> _Aim_: Copy out the lines that have "rear" in them.

--- BEGIN ---

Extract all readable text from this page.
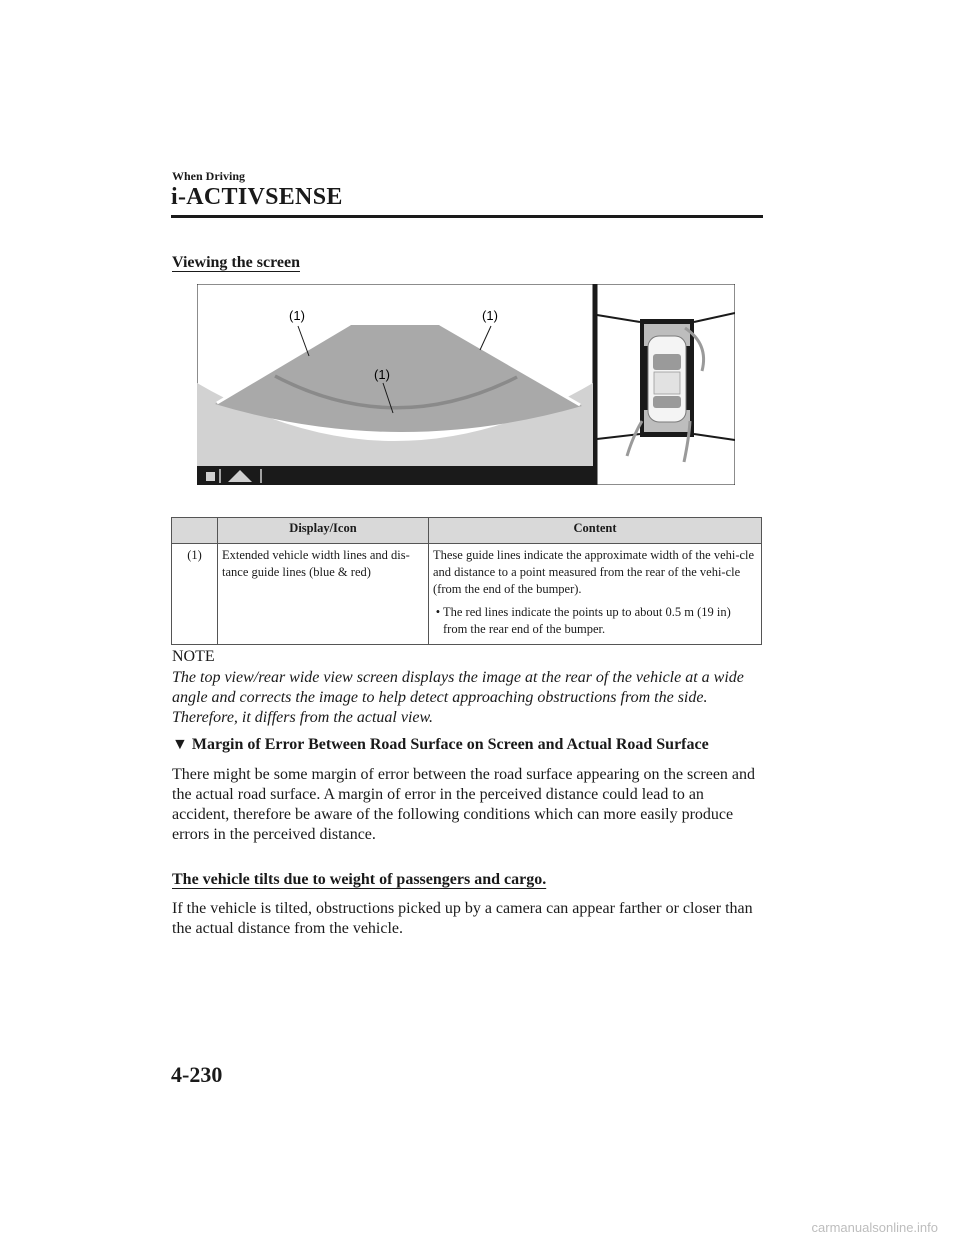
When Driving
i-ACTIVSENSE
Viewing the screen
(1)	(1)
(1)
	Display/Icon	Content
(1)	Extended vehicle width lines and dis-tance guide lines (blue & red)	These guide lines indicate the approximate width of the vehi-cle and distance to a point measured from the rear of the vehi-cle (from the end of the bumper).
• The red lines indicate the points up to about 0.5 m (19 in) from the rear end of the bumper.
NOTE
The top view/rear wide view screen displays the image at the rear of the vehicle at a wide angle and corrects the image to help detect approaching obstructions from the side. Therefore, it differs from the actual view.
▼ Margin of Error Between Road Surface on Screen and Actual Road Surface
There might be some margin of error between the road surface appearing on the screen and the actual road surface. A margin of error in the perceived distance could lead to an accident, therefore be aware of the following conditions which can more easily produce errors in the perceived distance.
The vehicle tilts due to weight of passengers and cargo.
If the vehicle is tilted, obstructions picked up by a camera can appear farther or closer than the actual distance from the vehicle.
4-230
carmanualsonline.info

--- END ---

> _Expected answer_:
(1)	Extended vehicle width lines and dis-tance guide lines (blue & red)	These guide lines indicate the approximate width of the vehi-cle and distance to a point measured from the rear of the vehi-cle (from the end of the bumper).
• The red lines indicate the points up to about 0.5 m (19 in) from the rear end of the bumper.
The top view/rear wide view screen displays the image at the rear of the vehicle at a wide angle and corrects the image to help detect approaching obstructions from the side. Therefore, it differs from the actual view.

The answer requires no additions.